AIM: Filter the records for lines holding the string "your".

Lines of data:
☆ ☆ ☆ ☆ ☆ ☆ ☆

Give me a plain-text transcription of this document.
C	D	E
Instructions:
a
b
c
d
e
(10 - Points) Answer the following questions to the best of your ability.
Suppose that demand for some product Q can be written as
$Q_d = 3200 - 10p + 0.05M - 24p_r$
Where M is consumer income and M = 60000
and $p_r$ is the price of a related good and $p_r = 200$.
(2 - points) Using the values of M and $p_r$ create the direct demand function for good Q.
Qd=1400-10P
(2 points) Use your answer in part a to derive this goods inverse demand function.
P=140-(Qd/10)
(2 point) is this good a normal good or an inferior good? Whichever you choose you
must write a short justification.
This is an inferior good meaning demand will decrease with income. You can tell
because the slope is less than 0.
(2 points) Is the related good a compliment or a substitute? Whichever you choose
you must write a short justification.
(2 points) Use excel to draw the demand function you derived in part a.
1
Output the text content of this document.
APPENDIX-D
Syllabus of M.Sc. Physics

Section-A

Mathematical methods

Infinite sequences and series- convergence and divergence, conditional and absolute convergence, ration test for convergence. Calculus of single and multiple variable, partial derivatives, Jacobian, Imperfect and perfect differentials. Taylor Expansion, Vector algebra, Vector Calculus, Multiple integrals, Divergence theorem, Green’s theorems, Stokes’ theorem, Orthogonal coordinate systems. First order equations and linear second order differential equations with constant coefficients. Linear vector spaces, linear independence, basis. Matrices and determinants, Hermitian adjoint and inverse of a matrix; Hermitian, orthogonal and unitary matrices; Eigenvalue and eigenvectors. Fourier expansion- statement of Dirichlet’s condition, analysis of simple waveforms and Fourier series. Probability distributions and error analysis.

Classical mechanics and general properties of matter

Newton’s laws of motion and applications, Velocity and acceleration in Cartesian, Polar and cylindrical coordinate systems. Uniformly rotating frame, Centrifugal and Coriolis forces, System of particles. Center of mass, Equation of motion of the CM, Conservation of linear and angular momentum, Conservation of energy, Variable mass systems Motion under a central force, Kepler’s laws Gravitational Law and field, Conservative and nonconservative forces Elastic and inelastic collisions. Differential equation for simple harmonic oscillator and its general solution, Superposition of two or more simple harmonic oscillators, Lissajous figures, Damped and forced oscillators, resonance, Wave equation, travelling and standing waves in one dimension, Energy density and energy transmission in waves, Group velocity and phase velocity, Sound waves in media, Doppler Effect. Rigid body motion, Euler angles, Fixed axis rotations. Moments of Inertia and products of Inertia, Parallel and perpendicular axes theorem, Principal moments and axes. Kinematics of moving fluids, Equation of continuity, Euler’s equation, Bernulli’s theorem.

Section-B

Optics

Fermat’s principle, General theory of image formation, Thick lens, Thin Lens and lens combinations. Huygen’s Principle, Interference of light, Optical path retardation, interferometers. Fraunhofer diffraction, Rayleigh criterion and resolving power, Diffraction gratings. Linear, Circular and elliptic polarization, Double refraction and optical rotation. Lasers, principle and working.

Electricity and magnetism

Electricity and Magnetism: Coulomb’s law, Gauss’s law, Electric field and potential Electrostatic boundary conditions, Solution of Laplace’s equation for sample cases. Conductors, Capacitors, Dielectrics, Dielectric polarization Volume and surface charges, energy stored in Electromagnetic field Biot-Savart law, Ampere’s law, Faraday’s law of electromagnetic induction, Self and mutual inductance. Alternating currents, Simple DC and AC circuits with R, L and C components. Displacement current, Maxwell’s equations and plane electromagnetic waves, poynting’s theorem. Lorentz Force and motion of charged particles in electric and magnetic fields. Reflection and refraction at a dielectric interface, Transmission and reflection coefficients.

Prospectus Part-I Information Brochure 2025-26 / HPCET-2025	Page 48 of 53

☆ ☆ ☆ ☆ ☆ ☆ ☆

REPLY:
(10 - Points) Answer the following questions to the best of your ability.
(2 points) Use your answer in part a to derive this goods inverse demand function.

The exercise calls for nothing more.